**WHAT YOU NEED TO DO:**
Report all lines holding "remember".

**Data records:**
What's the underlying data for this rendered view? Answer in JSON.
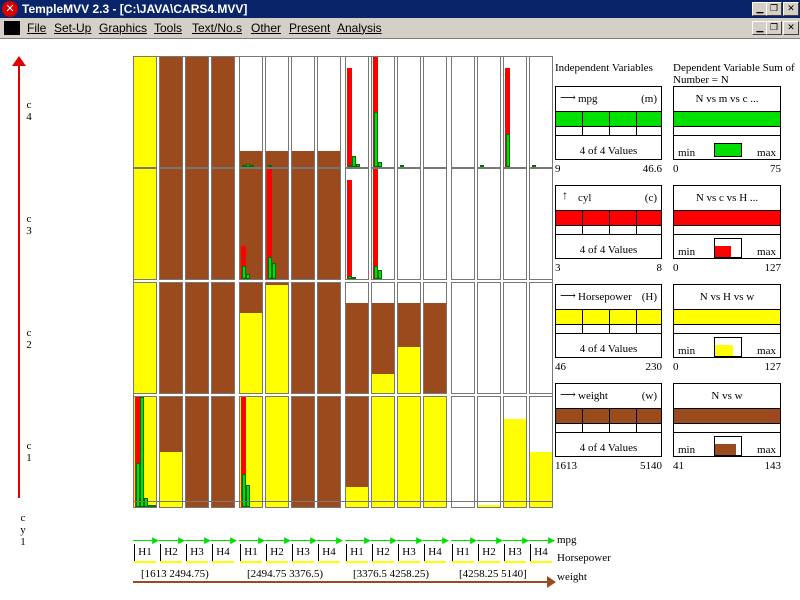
{
  "window": {
    "title": "TempleMVV 2.3 - [C:\\JAVA\\CARS4.MVV]"
  },
  "menu": [
    "File",
    "Set-Up",
    "Graphics",
    "Tools",
    "Text/No.s",
    "Other",
    "Present",
    "Analysis"
  ],
  "outer_axis": {
    "labels": [
      "c 4",
      "c 3",
      "c 2",
      "c 1"
    ],
    "name": "c y 1"
  },
  "panel": {
    "independent_title": "Independent Variables",
    "dependent_title": "Dependent Variable Sum of Number = N",
    "variables": [
      {
        "name": "mpg",
        "code": "(m)",
        "color": "#00e000",
        "values_text": "4 of 4 Values",
        "min": "9",
        "max": "46.6",
        "dep_label": "N vs m vs c ...",
        "dep_min": "min",
        "dep_max": "max",
        "dep_low": "0",
        "dep_high": "75",
        "dep_fill": 1.0
      },
      {
        "name": "cyl",
        "code": "(c)",
        "color": "#ff0000",
        "values_text": "4 of 4 Values",
        "min": "3",
        "max": "8",
        "dep_label": "N vs c vs H ...",
        "dep_min": "min",
        "dep_max": "max",
        "dep_low": "0",
        "dep_high": "127",
        "dep_fill": 0.6
      },
      {
        "name": "Horsepower",
        "code": "(H)",
        "color": "#ffff00",
        "values_text": "4 of 4 Values",
        "min": "46",
        "max": "230",
        "dep_label": "N vs H vs w",
        "dep_min": "min",
        "dep_max": "max",
        "dep_low": "0",
        "dep_high": "127",
        "dep_fill": 0.7
      },
      {
        "name": "weight",
        "code": "(w)",
        "color": "#9b4a1e",
        "values_text": "4 of 4 Values",
        "min": "1613",
        "max": "5140",
        "dep_label": "N vs w",
        "dep_min": "min",
        "dep_max": "max",
        "dep_low": "41",
        "dep_high": "143",
        "dep_fill": 0.8
      }
    ]
  },
  "bottom_axes": {
    "mpg_label": "mpg",
    "horsepower_label": "Horsepower",
    "weight_label": "weight",
    "h_labels": [
      "H1",
      "H2",
      "H3",
      "H4"
    ],
    "weight_ranges": [
      "[1613 2494.75)",
      "[2494.75 3376.5)",
      "[3376.5 4258.25)",
      "[4258.25 5140]"
    ]
  },
  "colors": {
    "brown": "#9b4a1e",
    "yellow": "#ffff00",
    "red": "#ff0000",
    "green": "#00e000",
    "titlebar": "#0a246a"
  },
  "grid_data": {
    "rows": [
      "c4",
      "c3",
      "c2",
      "c1"
    ],
    "weight_groups": 4,
    "horsepower_levels": 4,
    "cells": [
      [
        [
          {
            "y": 1.0
          },
          {
            "b": 1.0
          },
          {
            "b": 1.0
          },
          {
            "b": 1.0
          }
        ],
        [
          {
            "b": 0.15,
            "g": [
              0.01,
              0.03,
              0.02
            ]
          },
          {
            "b": 0.15,
            "g": [
              0.02
            ]
          },
          {
            "b": 0.15
          },
          {
            "b": 0.15
          }
        ],
        [
          {
            "r": [
              0.9
            ],
            "g": [
              0.02,
              0.1,
              0.03
            ]
          },
          {
            "r": [
              1.0
            ],
            "g": [
              0.5,
              0.05
            ]
          },
          {
            "g": [
              0.02
            ]
          },
          {}
        ],
        [
          {},
          {
            "g": [
              0.02
            ]
          },
          {
            "r": [
              0.9
            ],
            "g": [
              0.3
            ]
          },
          {
            "g": [
              0.02
            ]
          }
        ]
      ],
      [
        [
          {
            "y": 1.0
          },
          {
            "b": 1.0
          },
          {
            "b": 1.0
          },
          {
            "b": 1.0
          }
        ],
        [
          {
            "b": 1.0,
            "r": [
              0.3
            ],
            "g": [
              0.12,
              0.05
            ]
          },
          {
            "b": 1.0,
            "r": [
              1.0
            ],
            "g": [
              0.2,
              0.15
            ]
          },
          {
            "b": 1.0
          },
          {
            "b": 1.0
          }
        ],
        [
          {
            "r": [
              0.9
            ],
            "g": [
              0.03,
              0.01
            ]
          },
          {
            "r": [
              1.0
            ],
            "g": [
              0.12,
              0.08
            ]
          },
          {},
          {}
        ],
        [
          {},
          {},
          {},
          {}
        ]
      ],
      [
        [
          {
            "y": 1.0
          },
          {
            "b": 1.0
          },
          {
            "b": 1.0
          },
          {
            "b": 1.0
          }
        ],
        [
          {
            "b": 1.0,
            "y": 0.73
          },
          {
            "b": 1.0,
            "y": 0.98
          },
          {
            "b": 1.0
          },
          {
            "b": 1.0
          }
        ],
        [
          {
            "b": 0.82
          },
          {
            "b": 0.82,
            "y": 0.17
          },
          {
            "b": 0.82,
            "y": 0.42
          },
          {
            "b": 0.82
          }
        ],
        [
          {},
          {},
          {},
          {}
        ]
      ],
      [
        [
          {
            "y": 1.0,
            "r": [
              1.0
            ],
            "g": [
              0.4,
              1.0,
              0.08,
              0.02,
              0.02
            ]
          },
          {
            "y": 0.5,
            "b": 1.0
          },
          {
            "b": 1.0
          },
          {
            "b": 1.0
          }
        ],
        [
          {
            "y": 1.0,
            "r": [
              1.0
            ],
            "g": [
              0.3,
              0.2
            ]
          },
          {
            "y": 1.0,
            "b": 1.0
          },
          {
            "b": 1.0
          },
          {
            "b": 1.0
          }
        ],
        [
          {
            "b": 1.0,
            "y": 0.18
          },
          {
            "b": 1.0,
            "y": 1.0
          },
          {
            "b": 1.0,
            "y": 1.0
          },
          {
            "b": 1.0,
            "y": 1.0
          }
        ],
        [
          {},
          {
            "y": 0.02
          },
          {
            "y": 0.8
          },
          {
            "y": 0.5
          }
        ]
      ]
    ]
  }
}
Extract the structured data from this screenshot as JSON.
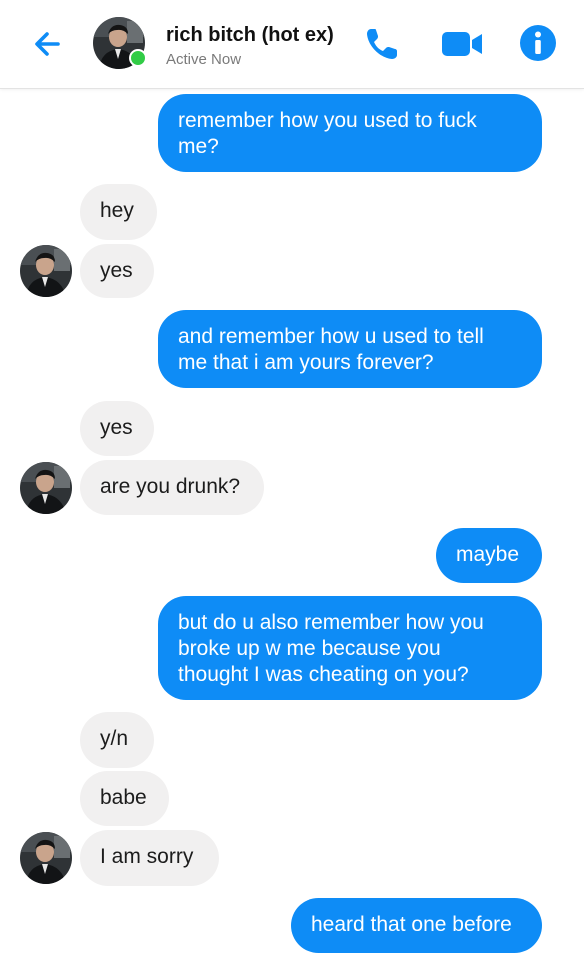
{
  "header": {
    "contact_name": "rich bitch (hot ex)",
    "status": "Active Now",
    "icons": [
      "back-arrow-icon",
      "phone-icon",
      "video-camera-icon",
      "info-icon"
    ],
    "accent_color": "#0e8cf6",
    "online_color": "#31cc46"
  },
  "messages": [
    {
      "from": "me",
      "text": "remember how you used to fuck\nme?"
    },
    {
      "from": "them",
      "text": "hey"
    },
    {
      "from": "them",
      "text": "yes"
    },
    {
      "from": "me",
      "text": "and remember how u used to tell\nme that i am yours forever?"
    },
    {
      "from": "them",
      "text": "yes"
    },
    {
      "from": "them",
      "text": "are you drunk?"
    },
    {
      "from": "me",
      "text": "maybe"
    },
    {
      "from": "me",
      "text": "but do u also remember how you\nbroke up w me because you\nthought I was cheating on you?"
    },
    {
      "from": "them",
      "text": "y/n"
    },
    {
      "from": "them",
      "text": "babe"
    },
    {
      "from": "them",
      "text": "I am sorry"
    },
    {
      "from": "me",
      "text": "heard that one before"
    }
  ]
}
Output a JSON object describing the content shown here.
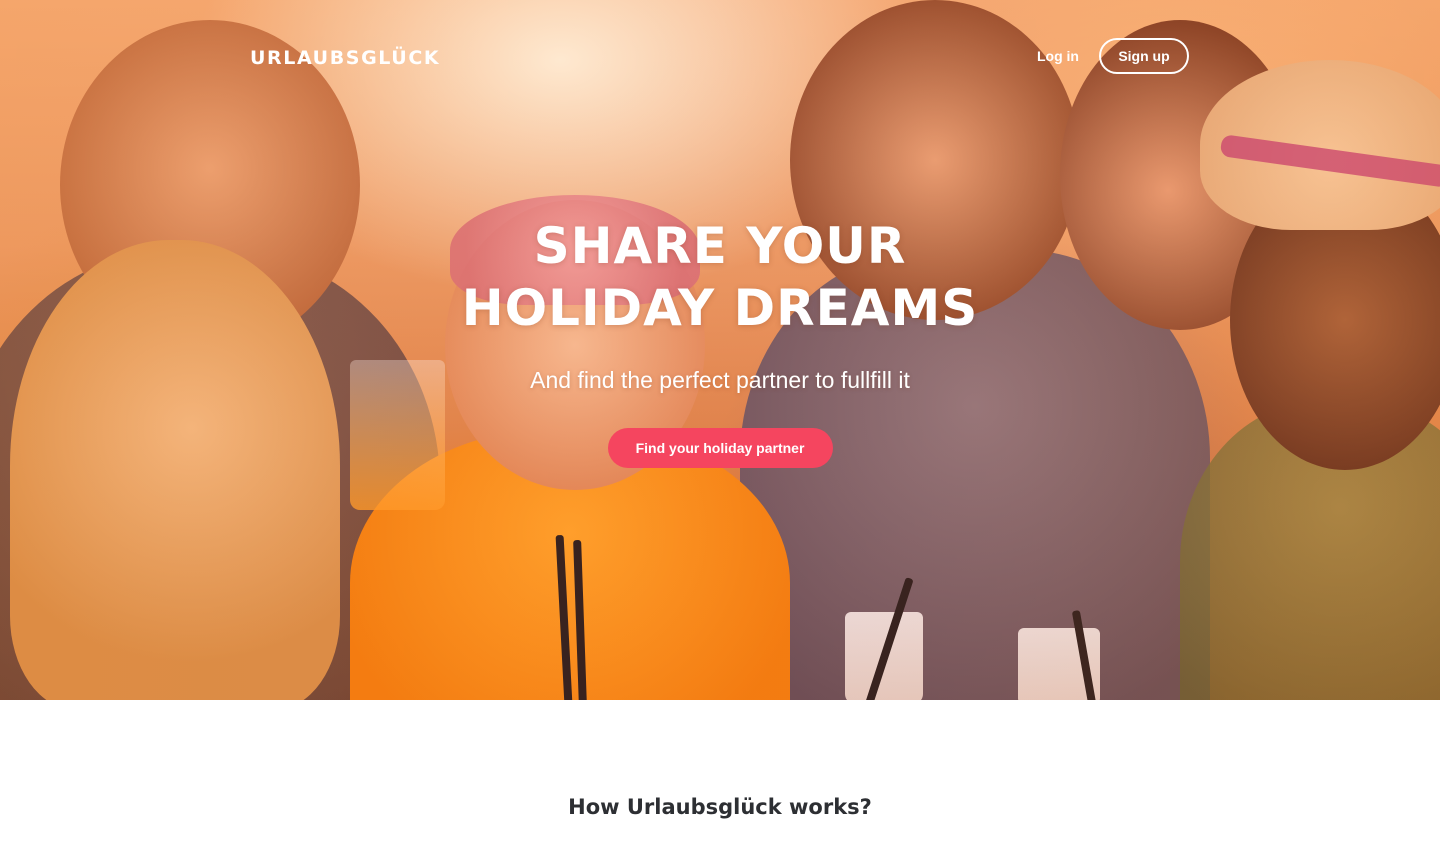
{
  "nav": {
    "brand": "URLAUBSGLÜCK",
    "login_label": "Log in",
    "signup_label": "Sign up"
  },
  "hero": {
    "headline_line1": "SHARE YOUR",
    "headline_line2": "HOLIDAY DREAMS",
    "subtitle": "And find the perfect partner to fullfill it",
    "cta_label": "Find your holiday partner",
    "image": "group-of-friends-laughing-photo"
  },
  "how": {
    "title": "How Urlaubsglück works?"
  },
  "colors": {
    "cta_background": "#f5455f",
    "text_on_hero": "#ffffff",
    "section_title": "#2d2f33",
    "page_background": "#ffffff"
  }
}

**ANSWER IN FULL:**
      "text": "remember how you used to fuck\nme?"
      "text": "and remember how u used to tell\nme that i am yours forever?"
      "text": "but do u also remember how you\nbroke up w me because you\nthought I was cheating on you?"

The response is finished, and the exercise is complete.